* _Request_:
Go through the data below. Pull out every line that has the word "shear".

(Dataset entries)
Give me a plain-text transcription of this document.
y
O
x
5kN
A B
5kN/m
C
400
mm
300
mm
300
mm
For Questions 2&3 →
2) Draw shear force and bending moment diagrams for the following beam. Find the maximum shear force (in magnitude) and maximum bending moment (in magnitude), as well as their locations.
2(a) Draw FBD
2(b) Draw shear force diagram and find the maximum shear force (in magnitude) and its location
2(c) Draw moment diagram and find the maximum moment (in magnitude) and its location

* _Solution_:
2) Draw shear force and bending moment diagrams for the following beam. Find the maximum shear force (in magnitude) and maximum bending moment (in magnitude), as well as their locations.
2(b) Draw shear force diagram and find the maximum shear force (in magnitude) and its location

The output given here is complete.